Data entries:
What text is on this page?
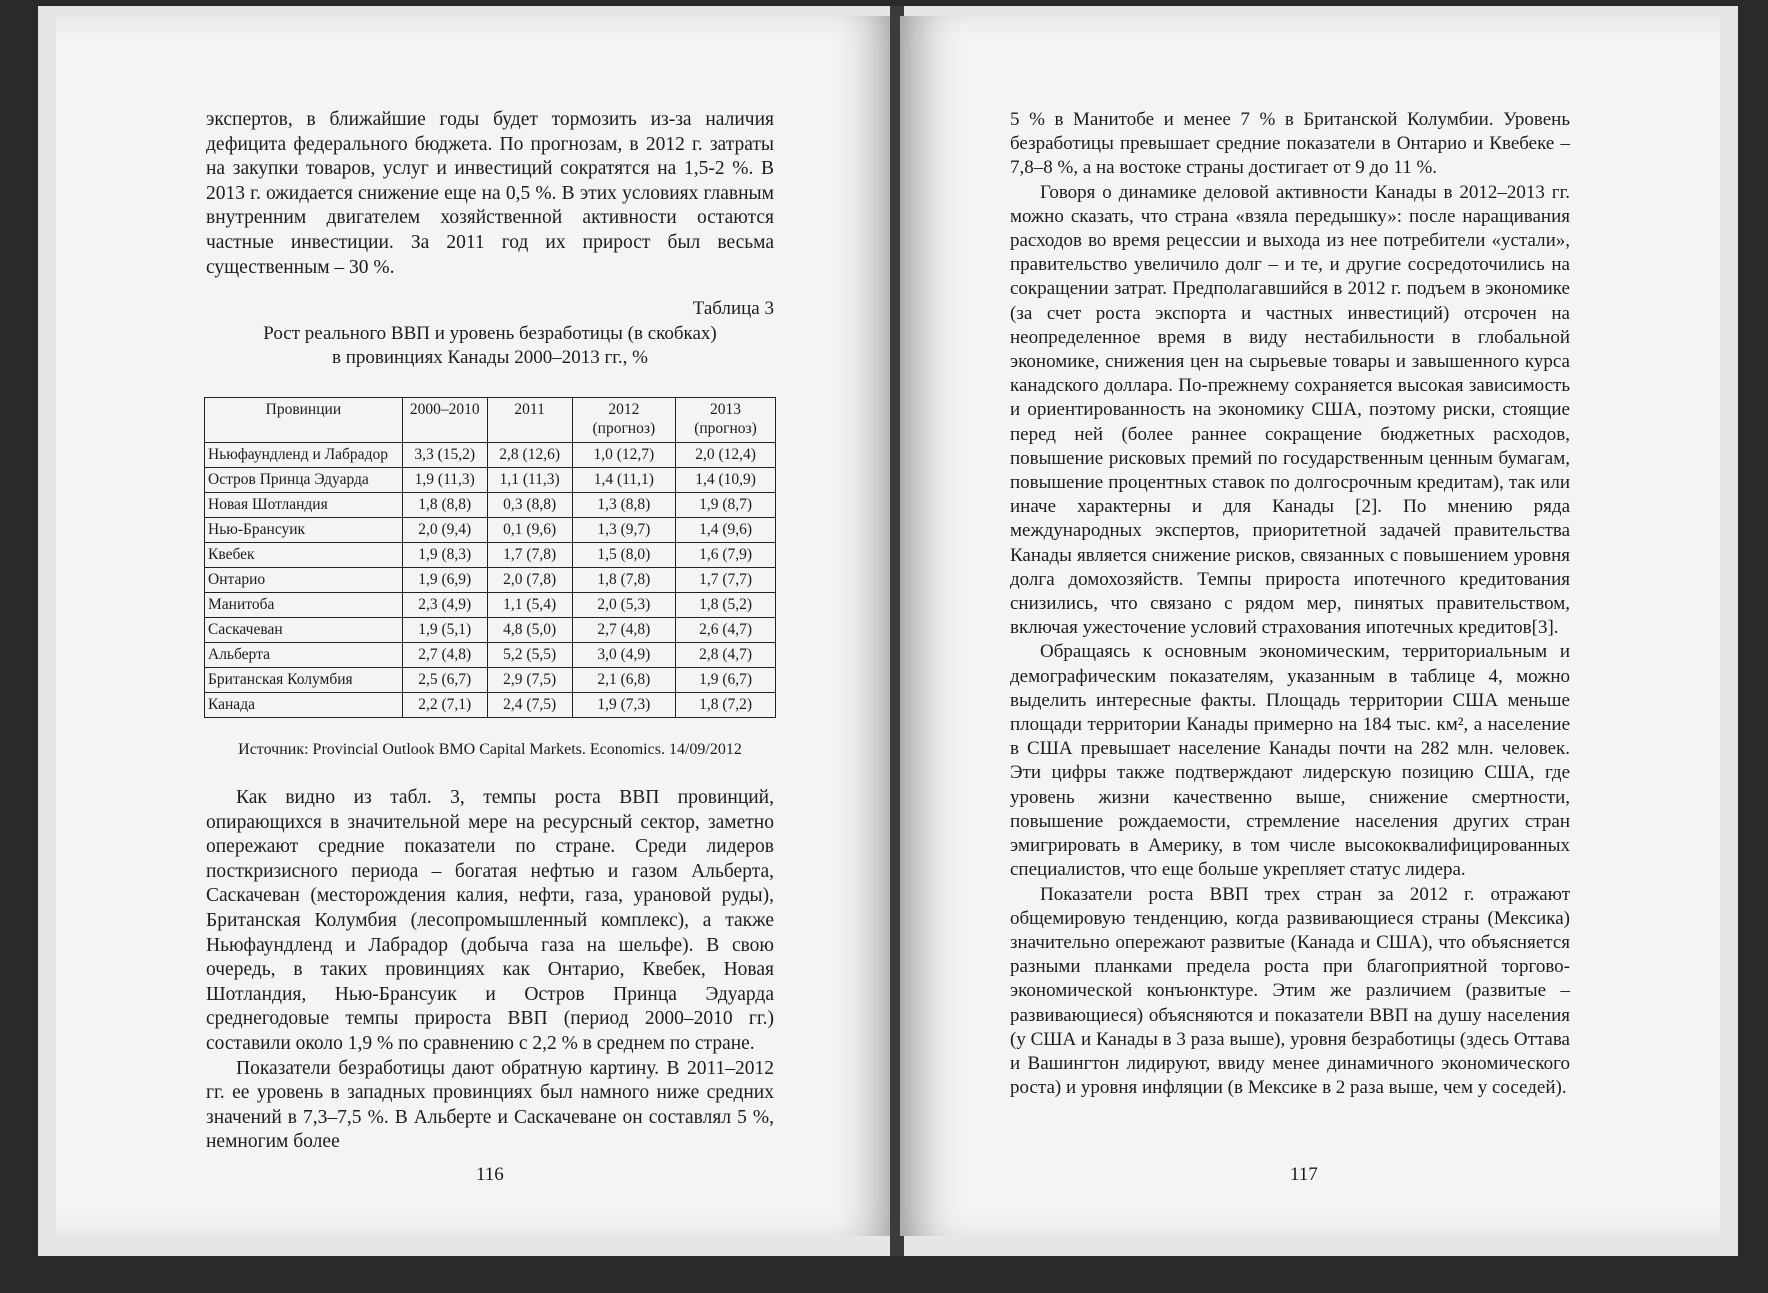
экспертов, в ближайшие годы будет тормозить из-за наличия дефицита федерального бюджета. По прогнозам, в 2012 г. затраты на закупки товаров, услуг и инвестиций сократятся на 1,5-2 %. В 2013 г. ожидается снижение еще на 0,5 %. В этих условиях главным внутренним двигателем хозяйственной активности остаются частные инвестиции. За 2011 год их прирост был весьма существенным – 30 %.

Таблица 3
Рост реального ВВП и уровень безработицы (в скобках)
в провинциях Канады 2000–2013 гг., %
Провинции	2000–2010	2011	2012 (прогноз)	2013 (прогноз)
Ньюфаундленд и Лабрадор	3,3 (15,2)	2,8 (12,6)	1,0 (12,7)	2,0 (12,4)
Остров Принца Эдуарда	1,9 (11,3)	1,1 (11,3)	1,4 (11,1)	1,4 (10,9)
Новая Шотландия	1,8 (8,8)	0,3 (8,8)	1,3 (8,8)	1,9 (8,7)
Нью-Брансуик	2,0 (9,4)	0,1 (9,6)	1,3 (9,7)	1,4 (9,6)
Квебек	1,9 (8,3)	1,7 (7,8)	1,5 (8,0)	1,6 (7,9)
Онтарио	1,9 (6,9)	2,0 (7,8)	1,8 (7,8)	1,7 (7,7)
Манитоба	2,3 (4,9)	1,1 (5,4)	2,0 (5,3)	1,8 (5,2)
Саскачеван	1,9 (5,1)	4,8 (5,0)	2,7 (4,8)	2,6 (4,7)
Альберта	2,7 (4,8)	5,2 (5,5)	3,0 (4,9)	2,8 (4,7)
Британская Колумбия	2,5 (6,7)	2,9 (7,5)	2,1 (6,8)	1,9 (6,7)
Канада	2,2 (7,1)	2,4 (7,5)	1,9 (7,3)	1,8 (7,2)
Источник: Provincial Outlook BMO Capital Markets. Economics. 14/09/2012

Как видно из табл. 3, темпы роста ВВП провинций, опирающихся в значительной мере на ресурсный сектор, заметно опережают средние показатели по стране. Среди лидеров посткризисного периода – богатая нефтью и газом Альберта, Саскачеван (месторождения калия, нефти, газа, урановой руды), Британская Колумбия (лесопромышленный комплекс), а также Ньюфаундленд и Лабрадор (добыча газа на шельфе). В свою очередь, в таких провинциях как Онтарио, Квебек, Новая Шотландия, Нью-Брансуик и Остров Принца Эдуарда среднегодовые темпы прироста ВВП (период 2000–2010 гг.) составили около 1,9 % по сравнению с 2,2 % в среднем по стране.

Показатели безработицы дают обратную картину. В 2011–2012 гг. ее уровень в западных провинциях был намного ниже средних значений в 7,3–7,5 %. В Альберте и Саскачеване он составлял 5 %, немногим более

116

5 % в Манитобе и менее 7 % в Британской Колумбии. Уровень безработицы превышает средние показатели в Онтарио и Квебеке – 7,8–8 %, а на востоке страны достигает от 9 до 11 %.

Говоря о динамике деловой активности Канады в 2012–2013 гг. можно сказать, что страна «взяла передышку»: после наращивания расходов во время рецессии и выхода из нее потребители «устали», правительство увеличило долг – и те, и другие сосредоточились на сокращении затрат. Предполагавшийся в 2012 г. подъем в экономике (за счет роста экспорта и частных инвестиций) отсрочен на неопределенное время в виду нестабильности в глобальной экономике, снижения цен на сырьевые товары и завышенного курса канадского доллара. По-прежнему сохраняется высокая зависимость и ориентированность на экономику США, поэтому риски, стоящие перед ней (более раннее сокращение бюджетных расходов, повышение рисковых премий по государственным ценным бумагам, повышение процентных ставок по долгосрочным кредитам), так или иначе характерны и для Канады [2]. По мнению ряда международных экспертов, приоритетной задачей правительства Канады является снижение рисков, связанных с повышением уровня долга домохозяйств. Темпы прироста ипотечного кредитования снизились, что связано с рядом мер, пинятых правительством, включая ужесточение условий страхования ипотечных кредитов[3].

Обращаясь к основным экономическим, территориальным и демографическим показателям, указанным в таблице 4, можно выделить интересные факты. Площадь территории США меньше площади территории Канады примерно на 184 тыс. км², а население в США превышает население Канады почти на 282 млн. человек. Эти цифры также подтверждают лидерскую позицию США, где уровень жизни качественно выше, снижение смертности, повышение рождаемости, стремление населения других стран эмигрировать в Америку, в том числе высококвалифицированных специалистов, что еще больше укрепляет статус лидера.

Показатели роста ВВП трех стран за 2012 г. отражают общемировую тенденцию, когда развивающиеся страны (Мексика) значительно опережают развитые (Канада и США), что объясняется разными планками предела роста при благоприятной торгово-экономической конъюнктуре. Этим же различием (развитые – развивающиеся) объясняются и показатели ВВП на душу населения (у США и Канады в 3 раза выше), уровня безработицы (здесь Оттава и Вашингтон лидируют, ввиду менее динамичного экономического роста) и уровня инфляции (в Мексике в 2 раза выше, чем у соседей).

117
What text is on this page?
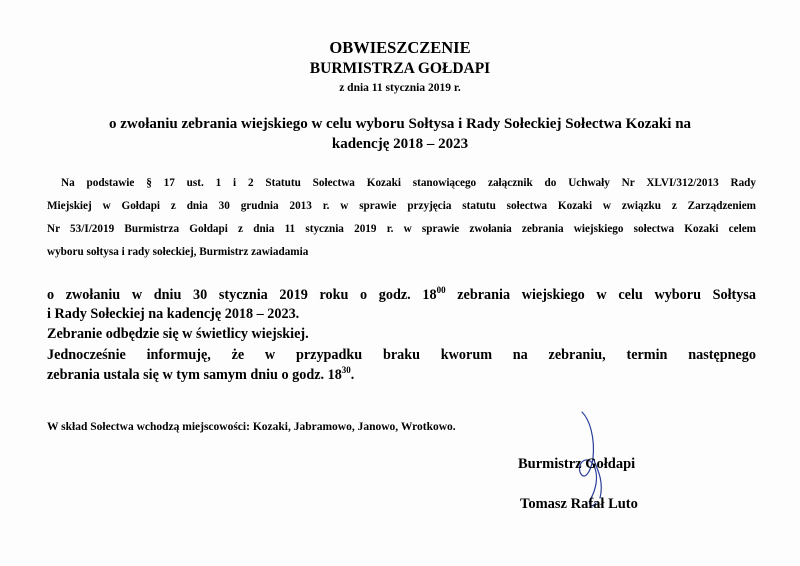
OBWIESZCZENIE
BURMISTRZA GOŁDAPI
z dnia 11 stycznia 2019 r.
o zwołaniu zebrania wiejskiego w celu wyboru Sołtysa i Rady Sołeckiej Sołectwa Kozaki na
kadencję 2018 – 2023
Na podstawie § 17 ust. 1 i 2 Statutu Sołectwa Kozaki stanowiącego załącznik do Uchwały Nr XLVI/312/2013 Rady
Miejskiej w Gołdapi z dnia 30 grudnia 2013 r. w sprawie przyjęcia statutu sołectwa Kozaki w związku z Zarządzeniem
Nr 53/I/2019 Burmistrza Gołdapi z dnia 11 stycznia 2019 r. w sprawie zwołania zebrania wiejskiego sołectwa Kozaki celem
wyboru sołtysa i rady sołeckiej, Burmistrz zawiadamia
o zwołaniu w dniu 30 stycznia 2019 roku o godz. $18^{00}$ zebrania wiejskiego w celu wyboru Sołtysa
i Rady Sołeckiej na kadencję 2018 – 2023.
Zebranie odbędzie się w świetlicy wiejskiej.
Jednocześnie informuję, że w przypadku braku kworum na zebraniu, termin następnego
zebrania ustala się w tym samym dniu o godz. $18^{30}$.
W skład Sołectwa wchodzą miejscowości: Kozaki, Jabramowo, Janowo, Wrotkowo.
Burmistrz Gołdapi
Tomasz Rafał Luto
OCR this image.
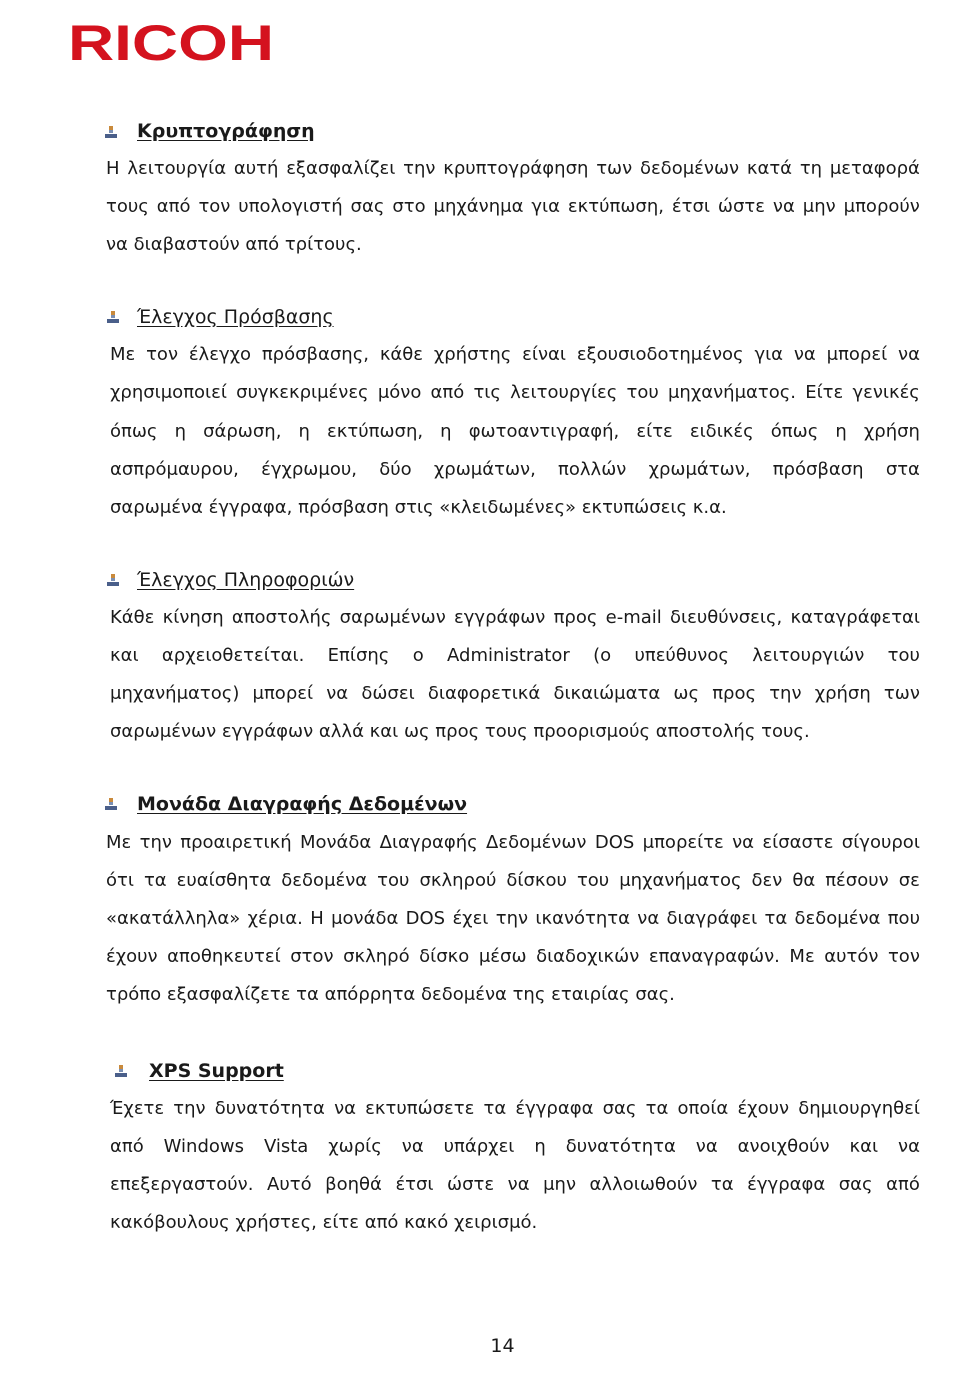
RICOH
Κρυπτογράφηση
Η λειτουργία αυτή εξασφαλίζει την κρυπτογράφηση των δεδομένων κατά τη μεταφορά
τους από τον υπολογιστή σας στο μηχάνημα για εκτύπωση, έτσι ώστε να μην μπορούν
να διαβαστούν από τρίτους.
Έλεγχος Πρόσβασης
Με τον έλεγχο πρόσβασης, κάθε χρήστης είναι εξουσιοδοτημένος για να μπορεί να
χρησιμοποιεί συγκεκριμένες μόνο από τις λειτουργίες του μηχανήματος. Είτε γενικές
όπως η σάρωση, η εκτύπωση, η φωτοαντιγραφή, είτε ειδικές όπως η χρήση
ασπρόμαυρου, έγχρωμου, δύο χρωμάτων, πολλών χρωμάτων, πρόσβαση στα
σαρωμένα έγγραφα, πρόσβαση στις «κλειδωμένες» εκτυπώσεις κ.α.
Έλεγχος Πληροφοριών
Κάθε κίνηση αποστολής σαρωμένων εγγράφων προς e-mail διευθύνσεις, καταγράφεται
και αρχειοθετείται. Επίσης ο Administrator (ο υπεύθυνος λειτουργιών του
μηχανήματος) μπορεί να δώσει διαφορετικά δικαιώματα ως προς την χρήση των
σαρωμένων εγγράφων αλλά και ως προς τους προορισμούς αποστολής τους.
Μονάδα Διαγραφής Δεδομένων
Με την προαιρετική Μονάδα Διαγραφής Δεδομένων DOS μπορείτε να είσαστε σίγουροι
ότι τα ευαίσθητα δεδομένα του σκληρού δίσκου του μηχανήματος δεν θα πέσουν σε
«ακατάλληλα» χέρια. Η μονάδα DOS έχει την ικανότητα να διαγράφει τα δεδομένα που
έχουν αποθηκευτεί στον σκληρό δίσκο μέσω διαδοχικών επαναγραφών. Με αυτόν τον
τρόπο εξασφαλίζετε τα απόρρητα δεδομένα της εταιρίας σας.
XPS Support
Έχετε την δυνατότητα να εκτυπώσετε τα έγγραφα σας τα οποία έχουν δημιουργηθεί
από Windows Vista χωρίς να υπάρχει η δυνατότητα να ανοιχθούν και να
επεξεργαστούν. Αυτό βοηθά έτσι ώστε να μην αλλοιωθούν τα έγγραφα σας από
κακόβουλους χρήστες, είτε από κακό χειρισμό.
14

Exercise requirements: Lines containing the word "активности" must all be returned from the material above.

The response:
экспертов, в ближайшие годы будет тормозить из-за наличия дефицита федерального бюджета. По прогнозам, в 2012 г. затраты на закупки товаров, услуг и инвестиций сократятся на 1,5-2 %. В 2013 г. ожидается снижение еще на 0,5 %. В этих условиях главным внутренним двигателем хозяйственной активности остаются частные инвестиции. За 2011 год их прирост был весьма существенным – 30 %.
Говоря о динамике деловой активности Канады в 2012–2013 гг. можно сказать, что страна «взяла передышку»: после наращивания расходов во время рецессии и выхода из нее потребители «устали», правительство увеличило долг – и те, и другие сосредоточились на сокращении затрат. Предполагавшийся в 2012 г. подъем в экономике (за счет роста экспорта и частных инвестиций) отсрочен на неопределенное время в виду нестабильности в глобальной экономике, снижения цен на сырьевые товары и завышенного курса канадского доллара. По-прежнему сохраняется высокая зависимость и ориентированность на экономику США, поэтому риски, стоящие перед ней (более раннее сокращение бюджетных расходов, повышение рисковых премий по государственным ценным бумагам, повышение процентных ставок по долгосрочным кредитам), так или иначе характерны и для Канады [2]. По мнению ряда международных экспертов, приоритетной задачей правительства Канады является снижение рисков, связанных с повышением уровня долга домохозяйств. Темпы прироста ипотечного кредитования снизились, что связано с рядом мер, пинятых правительством, включая ужесточение условий страхования ипотечных кредитов[3].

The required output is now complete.